**Directions**. What follows is a set of records, each of which is to be written out exactly.
______________________________
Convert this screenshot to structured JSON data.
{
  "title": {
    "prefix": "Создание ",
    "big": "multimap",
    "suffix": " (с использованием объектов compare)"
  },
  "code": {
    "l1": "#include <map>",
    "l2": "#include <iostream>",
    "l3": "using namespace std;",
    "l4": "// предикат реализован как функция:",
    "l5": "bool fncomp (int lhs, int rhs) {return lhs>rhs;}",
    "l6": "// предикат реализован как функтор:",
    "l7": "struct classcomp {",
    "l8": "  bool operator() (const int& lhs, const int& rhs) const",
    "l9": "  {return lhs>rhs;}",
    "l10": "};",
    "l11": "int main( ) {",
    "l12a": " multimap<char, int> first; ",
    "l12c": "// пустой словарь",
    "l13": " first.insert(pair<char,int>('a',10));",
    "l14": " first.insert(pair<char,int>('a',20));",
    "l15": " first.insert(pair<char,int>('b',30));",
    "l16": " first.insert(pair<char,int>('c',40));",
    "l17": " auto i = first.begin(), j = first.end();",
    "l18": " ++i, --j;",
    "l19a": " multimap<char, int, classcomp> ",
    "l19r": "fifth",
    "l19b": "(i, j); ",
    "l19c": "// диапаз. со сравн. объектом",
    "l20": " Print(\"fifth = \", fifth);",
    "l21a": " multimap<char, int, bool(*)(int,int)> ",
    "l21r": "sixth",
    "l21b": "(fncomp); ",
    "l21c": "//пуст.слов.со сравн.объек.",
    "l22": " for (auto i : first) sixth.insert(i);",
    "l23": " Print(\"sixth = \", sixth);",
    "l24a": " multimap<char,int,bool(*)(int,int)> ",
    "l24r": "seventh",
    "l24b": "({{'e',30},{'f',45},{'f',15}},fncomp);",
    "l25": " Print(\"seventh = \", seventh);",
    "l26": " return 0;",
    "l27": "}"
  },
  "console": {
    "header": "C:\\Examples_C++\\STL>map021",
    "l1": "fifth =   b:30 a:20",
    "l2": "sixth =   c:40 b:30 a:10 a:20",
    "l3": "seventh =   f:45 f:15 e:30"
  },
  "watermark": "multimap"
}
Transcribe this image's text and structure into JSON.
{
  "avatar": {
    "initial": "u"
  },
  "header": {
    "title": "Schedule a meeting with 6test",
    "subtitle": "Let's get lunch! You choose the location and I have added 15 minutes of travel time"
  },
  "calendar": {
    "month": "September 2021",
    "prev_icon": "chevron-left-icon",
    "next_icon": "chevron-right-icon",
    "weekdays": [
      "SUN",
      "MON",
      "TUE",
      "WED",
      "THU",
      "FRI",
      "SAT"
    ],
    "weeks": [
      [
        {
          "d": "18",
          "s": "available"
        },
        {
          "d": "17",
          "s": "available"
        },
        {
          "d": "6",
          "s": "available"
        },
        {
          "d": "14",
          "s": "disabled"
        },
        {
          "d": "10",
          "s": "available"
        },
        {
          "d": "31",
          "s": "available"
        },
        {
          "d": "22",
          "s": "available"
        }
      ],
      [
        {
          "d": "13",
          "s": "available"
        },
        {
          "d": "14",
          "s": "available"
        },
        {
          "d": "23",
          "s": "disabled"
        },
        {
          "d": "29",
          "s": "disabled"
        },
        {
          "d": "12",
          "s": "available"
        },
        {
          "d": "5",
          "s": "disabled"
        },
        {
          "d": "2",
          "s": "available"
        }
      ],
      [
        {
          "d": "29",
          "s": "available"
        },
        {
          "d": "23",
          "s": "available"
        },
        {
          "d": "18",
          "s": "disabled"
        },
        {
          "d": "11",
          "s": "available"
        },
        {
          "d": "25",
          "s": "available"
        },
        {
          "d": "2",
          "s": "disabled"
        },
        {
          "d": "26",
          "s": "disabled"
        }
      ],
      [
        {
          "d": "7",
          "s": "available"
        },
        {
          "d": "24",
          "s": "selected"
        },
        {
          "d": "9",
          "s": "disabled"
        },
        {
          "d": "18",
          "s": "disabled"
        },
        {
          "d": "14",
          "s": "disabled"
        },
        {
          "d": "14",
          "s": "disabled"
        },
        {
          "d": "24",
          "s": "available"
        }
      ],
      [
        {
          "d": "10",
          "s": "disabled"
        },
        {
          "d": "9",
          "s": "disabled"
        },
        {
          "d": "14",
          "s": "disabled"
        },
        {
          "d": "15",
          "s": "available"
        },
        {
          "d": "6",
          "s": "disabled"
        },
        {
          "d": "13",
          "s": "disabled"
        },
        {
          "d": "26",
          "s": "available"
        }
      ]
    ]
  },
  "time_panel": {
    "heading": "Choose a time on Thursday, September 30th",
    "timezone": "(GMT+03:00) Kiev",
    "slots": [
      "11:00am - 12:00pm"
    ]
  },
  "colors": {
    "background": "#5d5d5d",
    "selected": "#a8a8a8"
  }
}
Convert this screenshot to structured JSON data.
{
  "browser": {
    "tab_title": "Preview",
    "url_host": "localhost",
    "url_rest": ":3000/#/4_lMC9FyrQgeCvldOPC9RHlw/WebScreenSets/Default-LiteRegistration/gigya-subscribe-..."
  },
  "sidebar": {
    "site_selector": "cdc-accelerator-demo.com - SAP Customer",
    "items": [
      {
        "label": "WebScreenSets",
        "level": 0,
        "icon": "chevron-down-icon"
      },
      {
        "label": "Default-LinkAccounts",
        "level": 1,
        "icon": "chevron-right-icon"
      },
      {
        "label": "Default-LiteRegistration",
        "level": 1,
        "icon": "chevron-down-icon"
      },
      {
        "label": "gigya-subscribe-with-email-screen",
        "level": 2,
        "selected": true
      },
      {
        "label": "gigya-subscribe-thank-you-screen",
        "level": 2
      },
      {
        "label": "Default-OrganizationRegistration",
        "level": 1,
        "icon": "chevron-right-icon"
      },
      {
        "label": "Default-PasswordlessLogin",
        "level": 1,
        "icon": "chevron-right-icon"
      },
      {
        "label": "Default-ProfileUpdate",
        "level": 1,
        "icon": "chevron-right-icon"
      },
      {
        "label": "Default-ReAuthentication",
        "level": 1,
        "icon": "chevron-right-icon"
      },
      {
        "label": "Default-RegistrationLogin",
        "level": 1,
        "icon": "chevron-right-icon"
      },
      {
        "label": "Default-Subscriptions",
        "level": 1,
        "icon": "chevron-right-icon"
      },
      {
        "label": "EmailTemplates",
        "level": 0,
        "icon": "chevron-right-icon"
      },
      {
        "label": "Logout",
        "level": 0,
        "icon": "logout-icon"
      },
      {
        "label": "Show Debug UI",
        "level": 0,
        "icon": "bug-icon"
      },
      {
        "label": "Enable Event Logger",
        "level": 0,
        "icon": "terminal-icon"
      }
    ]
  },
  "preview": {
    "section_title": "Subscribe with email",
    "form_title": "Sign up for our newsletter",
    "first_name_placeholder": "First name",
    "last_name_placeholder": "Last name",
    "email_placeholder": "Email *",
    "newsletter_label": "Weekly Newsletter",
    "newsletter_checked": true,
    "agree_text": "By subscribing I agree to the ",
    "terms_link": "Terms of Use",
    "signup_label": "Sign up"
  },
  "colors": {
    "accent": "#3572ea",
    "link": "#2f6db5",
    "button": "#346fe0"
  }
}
______________________________
**Result of the task**.
Convert this screenshot to structured JSON data.
{
  "title": {
    "prefix": "Создание ",
    "big": "multimap",
    "suffix": " (с использованием объектов compare)"
  },
  "code": {
    "l1": "#include <map>",
    "l2": "#include <iostream>",
    "l3": "using namespace std;",
    "l4": "// предикат реализован как функция:",
    "l5": "bool fncomp (int lhs, int rhs) {return lhs>rhs;}",
    "l6": "// предикат реализован как функтор:",
    "l7": "struct classcomp {",
    "l8": "  bool operator() (const int& lhs, const int& rhs) const",
    "l9": "  {return lhs>rhs;}",
    "l10": "};",
    "l11": "int main( ) {",
    "l12a": " multimap<char, int> first; ",
    "l12c": "// пустой словарь",
    "l13": " first.insert(pair<char,int>('a',10));",
    "l14": " first.insert(pair<char,int>('a',20));",
    "l15": " first.insert(pair<char,int>('b',30));",
    "l16": " first.insert(pair<char,int>('c',40));",
    "l17": " auto i = first.begin(), j = first.end();",
    "l18": " ++i, --j;",
    "l19a": " multimap<char, int, classcomp> ",
    "l19r": "fifth",
    "l19b": "(i, j); ",
    "l19c": "// диапаз. со сравн. объектом",
    "l20": " Print(\"fifth = \", fifth);",
    "l21a": " multimap<char, int, bool(*)(int,int)> ",
    "l21r": "sixth",
    "l21b": "(fncomp); ",
    "l21c": "//пуст.слов.со сравн.объек.",
    "l22": " for (auto i : first) sixth.insert(i);",
    "l23": " Print(\"sixth = \", sixth);",
    "l24a": " multimap<char,int,bool(*)(int,int)> ",
    "l24r": "seventh",
    "l24b": "({{'e',30},{'f',45},{'f',15}},fncomp);",
    "l25": " Print(\"seventh = \", seventh);",
    "l26": " return 0;",
    "l27": "}"
  },
  "console": {
    "header": "C:\\Examples_C++\\STL>map021",
    "l1": "fifth =   b:30 a:20",
    "l2": "sixth =   c:40 b:30 a:10 a:20",
    "l3": "seventh =   f:45 f:15 e:30"
  },
  "watermark": "multimap"
}
Transcribe this image's text and structure into JSON.
{
  "avatar": {
    "initial": "u"
  },
  "header": {
    "title": "Schedule a meeting with 6test",
    "subtitle": "Let's get lunch! You choose the location and I have added 15 minutes of travel time"
  },
  "calendar": {
    "month": "September 2021",
    "prev_icon": "chevron-left-icon",
    "next_icon": "chevron-right-icon",
    "weekdays": [
      "SUN",
      "MON",
      "TUE",
      "WED",
      "THU",
      "FRI",
      "SAT"
    ],
    "weeks": [
      [
        {
          "d": "18",
          "s": "available"
        },
        {
          "d": "17",
          "s": "available"
        },
        {
          "d": "6",
          "s": "available"
        },
        {
          "d": "14",
          "s": "disabled"
        },
        {
          "d": "10",
          "s": "available"
        },
        {
          "d": "31",
          "s": "available"
        },
        {
          "d": "22",
          "s": "available"
        }
      ],
      [
        {
          "d": "13",
          "s": "available"
        },
        {
          "d": "14",
          "s": "available"
        },
        {
          "d": "23",
          "s": "disabled"
        },
        {
          "d": "29",
          "s": "disabled"
        },
        {
          "d": "12",
          "s": "available"
        },
        {
          "d": "5",
          "s": "disabled"
        },
        {
          "d": "2",
          "s": "available"
        }
      ],
      [
        {
          "d": "29",
          "s": "available"
        },
        {
          "d": "23",
          "s": "available"
        },
        {
          "d": "18",
          "s": "disabled"
        },
        {
          "d": "11",
          "s": "available"
        },
        {
          "d": "25",
          "s": "available"
        },
        {
          "d": "2",
          "s": "disabled"
        },
        {
          "d": "26",
          "s": "disabled"
        }
      ],
      [
        {
          "d": "7",
          "s": "available"
        },
        {
          "d": "24",
          "s": "selected"
        },
        {
          "d": "9",
          "s": "disabled"
        },
        {
          "d": "18",
          "s": "disabled"
        },
        {
          "d": "14",
          "s": "disabled"
        },
        {
          "d": "14",
          "s": "disabled"
        },
        {
          "d": "24",
          "s": "available"
        }
      ],
      [
        {
          "d": "10",
          "s": "disabled"
        },
        {
          "d": "9",
          "s": "disabled"
        },
        {
          "d": "14",
          "s": "disabled"
        },
        {
          "d": "15",
          "s": "available"
        },
        {
          "d": "6",
          "s": "disabled"
        },
        {
          "d": "13",
          "s": "disabled"
        },
        {
          "d": "26",
          "s": "available"
        }
      ]
    ]
  },
  "time_panel": {
    "heading": "Choose a time on Thursday, September 30th",
    "timezone": "(GMT+03:00) Kiev",
    "slots": [
      "11:00am - 12:00pm"
    ]
  },
  "colors": {
    "background": "#5d5d5d",
    "selected": "#a8a8a8"
  }
}
Convert this screenshot to structured JSON data.
{
  "browser": {
    "tab_title": "Preview",
    "url_host": "localhost",
    "url_rest": ":3000/#/4_lMC9FyrQgeCvldOPC9RHlw/WebScreenSets/Default-LiteRegistration/gigya-subscribe-..."
  },
  "sidebar": {
    "site_selector": "cdc-accelerator-demo.com - SAP Customer",
    "items": [
      {
        "label": "WebScreenSets",
        "level": 0,
        "icon": "chevron-down-icon"
      },
      {
        "label": "Default-LinkAccounts",
        "level": 1,
        "icon": "chevron-right-icon"
      },
      {
        "label": "Default-LiteRegistration",
        "level": 1,
        "icon": "chevron-down-icon"
      },
      {
        "label": "gigya-subscribe-with-email-screen",
        "level": 2,
        "selected": true
      },
      {
        "label": "gigya-subscribe-thank-you-screen",
        "level": 2
      },
      {
        "label": "Default-OrganizationRegistration",
        "level": 1,
        "icon": "chevron-right-icon"
      },
      {
        "label": "Default-PasswordlessLogin",
        "level": 1,
        "icon": "chevron-right-icon"
      },
      {
        "label": "Default-ProfileUpdate",
        "level": 1,
        "icon": "chevron-right-icon"
      },
      {
        "label": "Default-ReAuthentication",
        "level": 1,
        "icon": "chevron-right-icon"
      },
      {
        "label": "Default-RegistrationLogin",
        "level": 1,
        "icon": "chevron-right-icon"
      },
      {
        "label": "Default-Subscriptions",
        "level": 1,
        "icon": "chevron-right-icon"
      },
      {
        "label": "EmailTemplates",
        "level": 0,
        "icon": "chevron-right-icon"
      },
      {
        "label": "Logout",
        "level": 0,
        "icon": "logout-icon"
      },
      {
        "label": "Show Debug UI",
        "level": 0,
        "icon": "bug-icon"
      },
      {
        "label": "Enable Event Logger",
        "level": 0,
        "icon": "terminal-icon"
      }
    ]
  },
  "preview": {
    "section_title": "Subscribe with email",
    "form_title": "Sign up for our newsletter",
    "first_name_placeholder": "First name",
    "last_name_placeholder": "Last name",
    "email_placeholder": "Email *",
    "newsletter_label": "Weekly Newsletter",
    "newsletter_checked": true,
    "agree_text": "By subscribing I agree to the ",
    "terms_link": "Terms of Use",
    "signup_label": "Sign up"
  },
  "colors": {
    "accent": "#3572ea",
    "link": "#2f6db5",
    "button": "#346fe0"
  }
}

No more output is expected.